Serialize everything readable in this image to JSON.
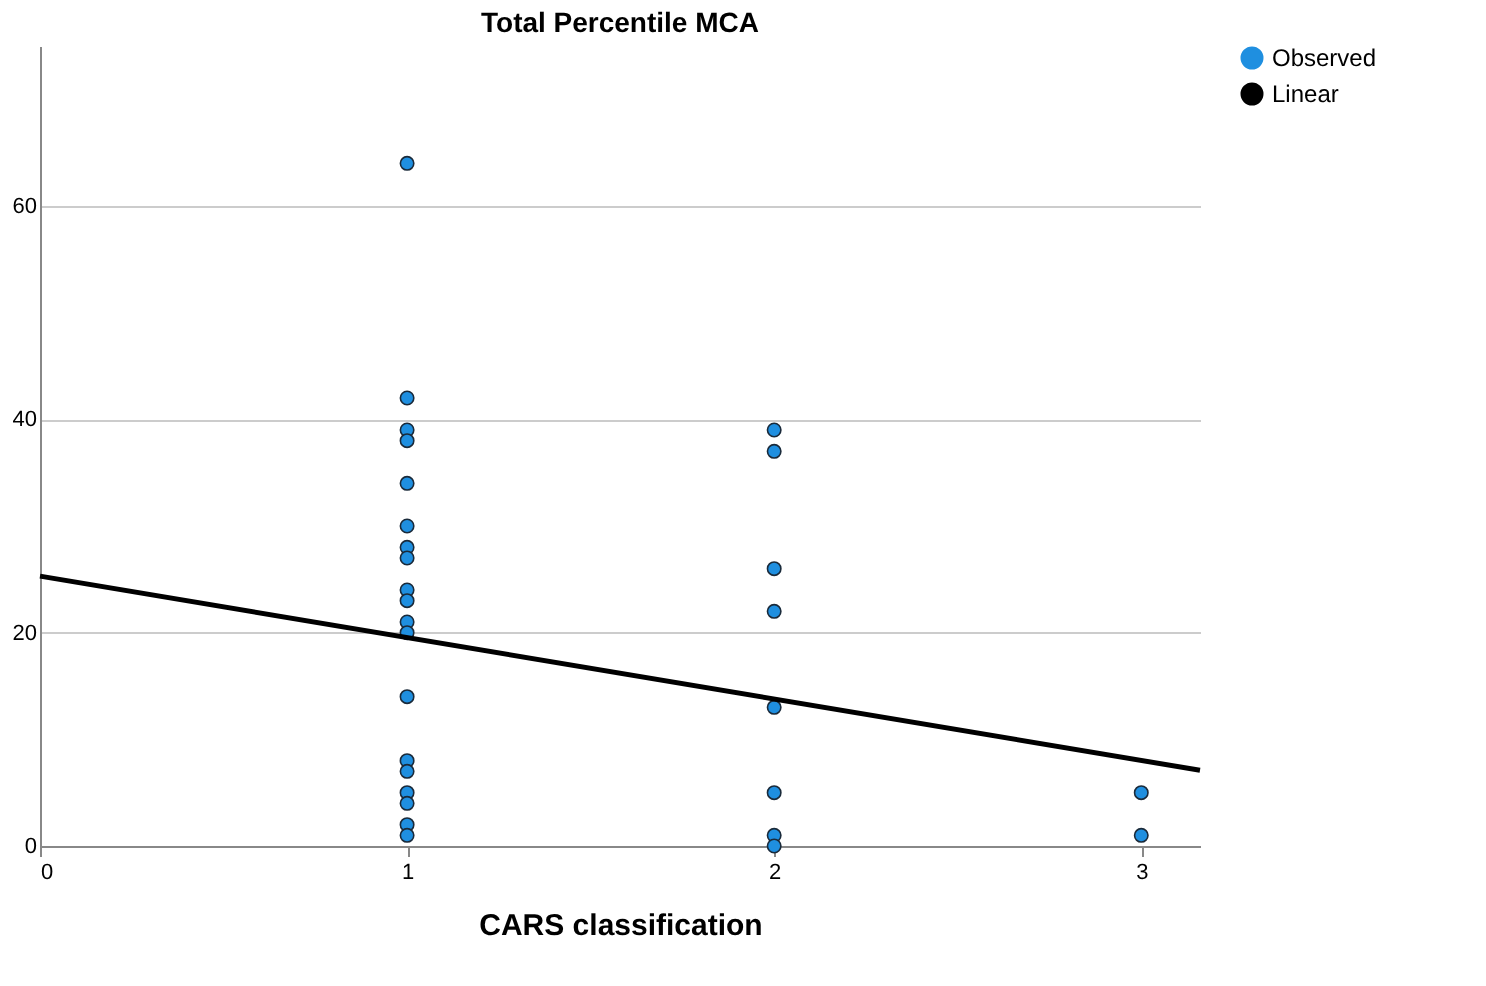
{
  "chart_data": {
    "type": "scatter",
    "title": "Total Percentile MCA",
    "xlabel": "CARS classification",
    "series": [
      {
        "name": "Observed",
        "color": "#1f8fe0",
        "marker": "circle",
        "x": [
          1,
          1,
          1,
          1,
          1,
          1,
          1,
          1,
          1,
          1,
          1,
          1,
          1,
          1,
          1,
          1,
          1,
          1,
          1,
          2,
          2,
          2,
          2,
          2,
          2,
          2,
          2,
          3,
          3
        ],
        "values": [
          64,
          42,
          39,
          38,
          34,
          30,
          28,
          27,
          24,
          23,
          21,
          20,
          14,
          8,
          7,
          5,
          4,
          2,
          1,
          39,
          37,
          26,
          22,
          13,
          5,
          1,
          0,
          5,
          1
        ]
      },
      {
        "name": "Linear",
        "type": "line",
        "color": "#000000",
        "line_style": "solid",
        "x": [
          0,
          3.16
        ],
        "values": [
          25.3,
          7.1
        ]
      }
    ],
    "xlim": [
      0,
      3.16
    ],
    "xticks": [
      0,
      1,
      2,
      3
    ],
    "ylim": [
      0,
      75
    ],
    "yticks": [
      0,
      20,
      40,
      60
    ],
    "grid": "y",
    "legend": "top right"
  }
}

## Directions for this task:
Nothing in the entries should change as you copy them, except that the pictures are left out.

## Written answer:
Serialize everything readable in this image to JSON.
{
  "chart_data": {
    "type": "scatter",
    "title": "Total Percentile MCA",
    "xlabel": "CARS classification",
    "series": [
      {
        "name": "Observed",
        "color": "#1f8fe0",
        "marker": "circle",
        "x": [
          1,
          1,
          1,
          1,
          1,
          1,
          1,
          1,
          1,
          1,
          1,
          1,
          1,
          1,
          1,
          1,
          1,
          1,
          1,
          2,
          2,
          2,
          2,
          2,
          2,
          2,
          2,
          3,
          3
        ],
        "values": [
          64,
          42,
          39,
          38,
          34,
          30,
          28,
          27,
          24,
          23,
          21,
          20,
          14,
          8,
          7,
          5,
          4,
          2,
          1,
          39,
          37,
          26,
          22,
          13,
          5,
          1,
          0,
          5,
          1
        ]
      },
      {
        "name": "Linear",
        "type": "line",
        "color": "#000000",
        "line_style": "solid",
        "x": [
          0,
          3.16
        ],
        "values": [
          25.3,
          7.1
        ]
      }
    ],
    "xlim": [
      0,
      3.16
    ],
    "xticks": [
      0,
      1,
      2,
      3
    ],
    "ylim": [
      0,
      75
    ],
    "yticks": [
      0,
      20,
      40,
      60
    ],
    "grid": "y",
    "legend": "top right"
  }
}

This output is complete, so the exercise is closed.